▶ _Direction_: Please copy all the lines that follow, word for word.

▶ _Records to process_:
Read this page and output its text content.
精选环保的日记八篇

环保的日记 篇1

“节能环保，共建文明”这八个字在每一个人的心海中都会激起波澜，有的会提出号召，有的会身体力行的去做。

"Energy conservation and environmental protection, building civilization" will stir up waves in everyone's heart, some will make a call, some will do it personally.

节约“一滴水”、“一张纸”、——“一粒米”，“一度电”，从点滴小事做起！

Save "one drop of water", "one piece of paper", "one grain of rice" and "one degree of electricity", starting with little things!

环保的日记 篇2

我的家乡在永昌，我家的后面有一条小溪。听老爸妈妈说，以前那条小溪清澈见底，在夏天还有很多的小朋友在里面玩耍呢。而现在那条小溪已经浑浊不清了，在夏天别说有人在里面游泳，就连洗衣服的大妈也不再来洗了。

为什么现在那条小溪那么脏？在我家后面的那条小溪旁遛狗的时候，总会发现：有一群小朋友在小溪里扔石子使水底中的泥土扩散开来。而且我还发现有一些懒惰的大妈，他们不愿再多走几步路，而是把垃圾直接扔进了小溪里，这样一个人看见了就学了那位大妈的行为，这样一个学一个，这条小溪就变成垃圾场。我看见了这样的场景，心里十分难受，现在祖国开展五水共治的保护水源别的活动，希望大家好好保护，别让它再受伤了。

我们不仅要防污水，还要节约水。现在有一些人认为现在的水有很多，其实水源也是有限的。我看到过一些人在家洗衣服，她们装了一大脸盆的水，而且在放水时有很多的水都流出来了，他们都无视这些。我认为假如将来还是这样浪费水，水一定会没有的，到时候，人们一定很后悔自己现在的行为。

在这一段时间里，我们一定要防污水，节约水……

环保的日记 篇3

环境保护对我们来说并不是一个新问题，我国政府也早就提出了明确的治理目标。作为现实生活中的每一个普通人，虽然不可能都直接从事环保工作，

▶ _Result of this task_:
Read this page and output its text content.
精选环保的日记八篇

环保的日记 篇1

“节能环保，共建文明”这八个字在每一个人的心海中都会激起波澜，有的会提出号召，有的会身体力行的去做。

"Energy conservation and environmental protection, building civilization" will stir up waves in everyone's heart, some will make a call, some will do it personally.

节约“一滴水”、“一张纸”、——“一粒米”，“一度电”，从点滴小事做起！

Save "one drop of water", "one piece of paper", "one grain of rice" and "one degree of electricity", starting with little things!

环保的日记 篇2

我的家乡在永昌，我家的后面有一条小溪。听老爸妈妈说，以前那条小溪清澈见底，在夏天还有很多的小朋友在里面玩耍呢。而现在那条小溪已经浑浊不清了，在夏天别说有人在里面游泳，就连洗衣服的大妈也不再来洗了。

为什么现在那条小溪那么脏？在我家后面的那条小溪旁遛狗的时候，总会发现：有一群小朋友在小溪里扔石子使水底中的泥土扩散开来。而且我还发现有一些懒惰的大妈，他们不愿再多走几步路，而是把垃圾直接扔进了小溪里，这样一个人看见了就学了那位大妈的行为，这样一个学一个，这条小溪就变成垃圾场。我看见了这样的场景，心里十分难受，现在祖国开展五水共治的保护水源别的活动，希望大家好好保护，别让它再受伤了。

我们不仅要防污水，还要节约水。现在有一些人认为现在的水有很多，其实水源也是有限的。我看到过一些人在家洗衣服，她们装了一大脸盆的水，而且在放水时有很多的水都流出来了，他们都无视这些。我认为假如将来还是这样浪费水，水一定会没有的，到时候，人们一定很后悔自己现在的行为。

在这一段时间里，我们一定要防污水，节约水……

环保的日记 篇3

环境保护对我们来说并不是一个新问题，我国政府也早就提出了明确的治理目标。作为现实生活中的每一个普通人，虽然不可能都直接从事环保工作，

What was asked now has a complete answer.